• _Texte de la page_:
────────────────────

Écrits sur l’Histoire et la Société d’Asie du Sud
édité par Partha Chatterjee et Gyanendra Pandey
Oxford University Press, Delhi 1992
- Sudipta Kaviraj L’institution imaginaire de l’Inde
- Partha Chatterjee Une religion de la vie famille urbaine : Sri Ramakrishna et les classes moyennes de Calcutta.
- Ranajit Guha Discipliner et mobiliser
- Saurabh Dube Mythe, symboles et communauté : le satnampanth au Chhattisgarh
- Amitav Ghosh L’esclave du MS. H.6
- Terence Ranger Pouvoir, religion et communauté : le cas de Matobo
- Upendra Braxi « L’émissaire de l’État » : la place de la loi dans les Subaltern Studies
4ème de couverture :
La nation, la communauté et le langage sont les principaux thèmes qui parcourent les écrits de ce volume des Subaltern Studies.
Sudipta Kaviraj identifie quelques uns des modes de récits au moyen desquels la conscience nationaliste en Inde a imaginé un passé historique pour la nation. Partha Chatterjee s’intéresse à la façon dont les nouvelles classes moyennes de Calcutta ont construit la figure de Sri Ramakrishna.
Ranajit Guha analyse l’utilisation des sanctions de caste dans les mouvements du Swadeshi et de la non-coopération.
Saurabh Dube fait une lecture détaillée des textes du 20ème siècle sur les mythes de Ghasidas et Balkadas, les gourous de la secte Satnam.
Utilisant un ensemble de documents judéo-arabes du Caire du 12ème siècle, Amitav Gosh fait une reconstitution imaginative des carrières d’un marchand juif de Mangalore et de son esclave indien.
Terence Ranger offre de nombreux aperçus de l’histoire du Zimbabwe permettant de penser les articulations dynamiques entre petites et grandes solidarités.

────────────────────

• _Liste des enregistrements_:

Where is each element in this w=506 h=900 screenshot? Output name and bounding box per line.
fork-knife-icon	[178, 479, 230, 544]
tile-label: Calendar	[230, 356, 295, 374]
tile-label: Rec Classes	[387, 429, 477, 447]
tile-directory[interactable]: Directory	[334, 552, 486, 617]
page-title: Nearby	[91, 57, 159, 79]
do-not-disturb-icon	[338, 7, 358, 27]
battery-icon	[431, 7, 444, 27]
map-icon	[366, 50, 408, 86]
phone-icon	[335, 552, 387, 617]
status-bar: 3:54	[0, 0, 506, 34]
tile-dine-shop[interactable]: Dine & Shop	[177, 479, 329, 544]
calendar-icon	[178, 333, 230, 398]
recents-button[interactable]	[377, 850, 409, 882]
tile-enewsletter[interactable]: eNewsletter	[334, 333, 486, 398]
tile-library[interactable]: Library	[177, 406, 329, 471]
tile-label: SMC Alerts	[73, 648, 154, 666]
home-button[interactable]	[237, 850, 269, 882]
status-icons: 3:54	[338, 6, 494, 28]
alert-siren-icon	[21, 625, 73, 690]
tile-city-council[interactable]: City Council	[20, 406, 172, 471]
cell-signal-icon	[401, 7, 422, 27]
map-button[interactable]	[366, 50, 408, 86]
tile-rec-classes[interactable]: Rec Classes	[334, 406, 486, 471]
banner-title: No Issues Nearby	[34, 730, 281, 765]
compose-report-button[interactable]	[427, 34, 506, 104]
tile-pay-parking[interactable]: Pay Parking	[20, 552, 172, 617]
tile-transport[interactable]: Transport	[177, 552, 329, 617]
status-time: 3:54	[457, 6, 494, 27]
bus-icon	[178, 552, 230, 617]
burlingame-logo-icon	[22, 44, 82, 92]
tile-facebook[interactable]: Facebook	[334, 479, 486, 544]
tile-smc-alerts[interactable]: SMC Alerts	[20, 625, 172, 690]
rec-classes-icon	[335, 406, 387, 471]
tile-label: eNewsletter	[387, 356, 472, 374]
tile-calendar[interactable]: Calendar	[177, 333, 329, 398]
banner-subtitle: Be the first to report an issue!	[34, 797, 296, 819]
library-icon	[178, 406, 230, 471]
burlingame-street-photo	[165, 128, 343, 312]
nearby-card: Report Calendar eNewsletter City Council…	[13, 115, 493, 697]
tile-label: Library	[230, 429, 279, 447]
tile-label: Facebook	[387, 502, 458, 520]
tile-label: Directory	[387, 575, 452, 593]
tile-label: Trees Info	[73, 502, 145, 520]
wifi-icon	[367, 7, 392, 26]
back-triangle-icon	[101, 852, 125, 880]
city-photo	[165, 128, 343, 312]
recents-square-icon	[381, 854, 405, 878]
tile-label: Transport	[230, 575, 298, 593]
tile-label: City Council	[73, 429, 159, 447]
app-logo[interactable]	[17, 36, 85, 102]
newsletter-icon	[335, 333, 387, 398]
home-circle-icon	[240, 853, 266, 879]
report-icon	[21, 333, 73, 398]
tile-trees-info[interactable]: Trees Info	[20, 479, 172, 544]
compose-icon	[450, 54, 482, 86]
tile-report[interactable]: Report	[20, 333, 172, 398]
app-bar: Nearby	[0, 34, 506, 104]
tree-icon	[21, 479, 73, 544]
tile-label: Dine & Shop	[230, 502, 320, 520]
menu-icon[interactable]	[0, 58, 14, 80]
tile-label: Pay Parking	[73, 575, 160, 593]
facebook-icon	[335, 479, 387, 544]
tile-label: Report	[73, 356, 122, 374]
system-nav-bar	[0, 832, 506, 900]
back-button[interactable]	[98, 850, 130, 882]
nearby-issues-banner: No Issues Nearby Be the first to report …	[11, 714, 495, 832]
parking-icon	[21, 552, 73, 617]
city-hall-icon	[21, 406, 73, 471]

────────────────────

• _Tâches à réaliser_:
1) Selon le texte, à quoi servent les aperçus de l'histoire du Zimbabwe offerts par Terence Ranger ?
2) Donnez les noms de tous les auteurs des contributions énumérées au début du texte, juste avant « 4ème de couverture ».

• _Les réponses_:
1) Ils permettent de penser les articulations dynamiques entre petites et grandes solidarités.

2)
- Sudipta Kaviraj
- Partha Chatterjee
- Ranajit Guha
- Saurabh Dube
- Amitav Ghosh
- Terence Ranger
- Upendra Braxi